→ Data for the task:
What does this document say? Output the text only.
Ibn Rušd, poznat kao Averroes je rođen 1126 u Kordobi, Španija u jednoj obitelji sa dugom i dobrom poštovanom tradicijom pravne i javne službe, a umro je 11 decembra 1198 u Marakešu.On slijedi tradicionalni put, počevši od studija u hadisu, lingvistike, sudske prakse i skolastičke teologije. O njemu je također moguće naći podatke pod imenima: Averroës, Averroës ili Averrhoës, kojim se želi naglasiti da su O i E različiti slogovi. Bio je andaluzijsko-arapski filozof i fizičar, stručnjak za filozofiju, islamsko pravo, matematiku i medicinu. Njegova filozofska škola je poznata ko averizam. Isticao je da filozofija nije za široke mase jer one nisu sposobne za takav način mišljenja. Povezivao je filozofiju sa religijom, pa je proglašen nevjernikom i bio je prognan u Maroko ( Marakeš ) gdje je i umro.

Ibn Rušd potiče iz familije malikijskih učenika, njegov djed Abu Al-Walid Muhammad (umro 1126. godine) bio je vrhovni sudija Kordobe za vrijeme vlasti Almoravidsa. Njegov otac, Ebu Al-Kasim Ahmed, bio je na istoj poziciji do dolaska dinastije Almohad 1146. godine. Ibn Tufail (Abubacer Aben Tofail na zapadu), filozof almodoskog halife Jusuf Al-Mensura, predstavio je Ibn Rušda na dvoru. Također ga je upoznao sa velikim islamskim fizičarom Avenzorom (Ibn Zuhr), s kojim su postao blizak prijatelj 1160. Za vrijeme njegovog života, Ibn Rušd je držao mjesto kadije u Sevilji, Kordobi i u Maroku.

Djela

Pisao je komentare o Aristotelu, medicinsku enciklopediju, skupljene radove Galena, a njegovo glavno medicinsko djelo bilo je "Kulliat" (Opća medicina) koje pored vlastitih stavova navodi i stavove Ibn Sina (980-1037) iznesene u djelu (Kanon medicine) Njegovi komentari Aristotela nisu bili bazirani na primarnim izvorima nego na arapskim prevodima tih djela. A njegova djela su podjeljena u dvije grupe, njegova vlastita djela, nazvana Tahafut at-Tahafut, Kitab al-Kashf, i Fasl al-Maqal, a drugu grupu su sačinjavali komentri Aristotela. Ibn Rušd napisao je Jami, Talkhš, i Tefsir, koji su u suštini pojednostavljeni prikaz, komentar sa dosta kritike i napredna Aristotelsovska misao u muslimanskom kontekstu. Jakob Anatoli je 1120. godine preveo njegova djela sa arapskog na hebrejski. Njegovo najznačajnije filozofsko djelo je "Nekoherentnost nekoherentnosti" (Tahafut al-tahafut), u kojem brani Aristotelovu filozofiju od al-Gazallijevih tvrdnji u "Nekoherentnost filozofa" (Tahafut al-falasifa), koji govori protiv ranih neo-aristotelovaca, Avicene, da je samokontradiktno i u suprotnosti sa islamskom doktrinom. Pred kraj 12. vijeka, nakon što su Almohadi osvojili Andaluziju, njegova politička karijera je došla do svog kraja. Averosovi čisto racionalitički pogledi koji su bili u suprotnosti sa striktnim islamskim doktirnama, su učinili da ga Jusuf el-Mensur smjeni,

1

→ What you are asked to do:
Extract the entries above verbatim.

→ Exercise answer:
What does this document say? Output the text only.
Ibn Rušd, poznat kao Averroes je rođen 1126 u Kordobi, Španija u jednoj obitelji sa dugom i dobrom poštovanom tradicijom pravne i javne službe, a umro je 11 decembra 1198 u Marakešu.On slijedi tradicionalni put, počevši od studija u hadisu, lingvistike, sudske prakse i skolastičke teologije. O njemu je također moguće naći podatke pod imenima: Averroës, Averroës ili Averrhoës, kojim se želi naglasiti da su O i E različiti slogovi. Bio je andaluzijsko-arapski filozof i fizičar, stručnjak za filozofiju, islamsko pravo, matematiku i medicinu. Njegova filozofska škola je poznata ko averizam. Isticao je da filozofija nije za široke mase jer one nisu sposobne za takav način mišljenja. Povezivao je filozofiju sa religijom, pa je proglašen nevjernikom i bio je prognan u Maroko ( Marakeš ) gdje je i umro.

Ibn Rušd potiče iz familije malikijskih učenika, njegov djed Abu Al-Walid Muhammad (umro 1126. godine) bio je vrhovni sudija Kordobe za vrijeme vlasti Almoravidsa. Njegov otac, Ebu Al-Kasim Ahmed, bio je na istoj poziciji do dolaska dinastije Almohad 1146. godine. Ibn Tufail (Abubacer Aben Tofail na zapadu), filozof almodoskog halife Jusuf Al-Mensura, predstavio je Ibn Rušda na dvoru. Također ga je upoznao sa velikim islamskim fizičarom Avenzorom (Ibn Zuhr), s kojim su postao blizak prijatelj 1160. Za vrijeme njegovog života, Ibn Rušd je držao mjesto kadije u Sevilji, Kordobi i u Maroku.

Djela

Pisao je komentare o Aristotelu, medicinsku enciklopediju, skupljene radove Galena, a njegovo glavno medicinsko djelo bilo je "Kulliat" (Opća medicina) koje pored vlastitih stavova navodi i stavove Ibn Sina (980-1037) iznesene u djelu (Kanon medicine) Njegovi komentari Aristotela nisu bili bazirani na primarnim izvorima nego na arapskim prevodima tih djela. A njegova djela su podjeljena u dvije grupe, njegova vlastita djela, nazvana Tahafut at-Tahafut, Kitab al-Kashf, i Fasl al-Maqal, a drugu grupu su sačinjavali komentri Aristotela. Ibn Rušd napisao je Jami, Talkhš, i Tefsir, koji su u suštini pojednostavljeni prikaz, komentar sa dosta kritike i napredna Aristotelsovska misao u muslimanskom kontekstu. Jakob Anatoli je 1120. godine preveo njegova djela sa arapskog na hebrejski. Njegovo najznačajnije filozofsko djelo je "Nekoherentnost nekoherentnosti" (Tahafut al-tahafut), u kojem brani Aristotelovu filozofiju od al-Gazallijevih tvrdnji u "Nekoherentnost filozofa" (Tahafut al-falasifa), koji govori protiv ranih neo-aristotelovaca, Avicene, da je samokontradiktno i u suprotnosti sa islamskom doktrinom. Pred kraj 12. vijeka, nakon što su Almohadi osvojili Andaluziju, njegova politička karijera je došla do svog kraja. Averosovi čisto racionalitički pogledi koji su bili u suprotnosti sa striktnim islamskim doktirnama, su učinili da ga Jusuf el-Mensur smjeni,

1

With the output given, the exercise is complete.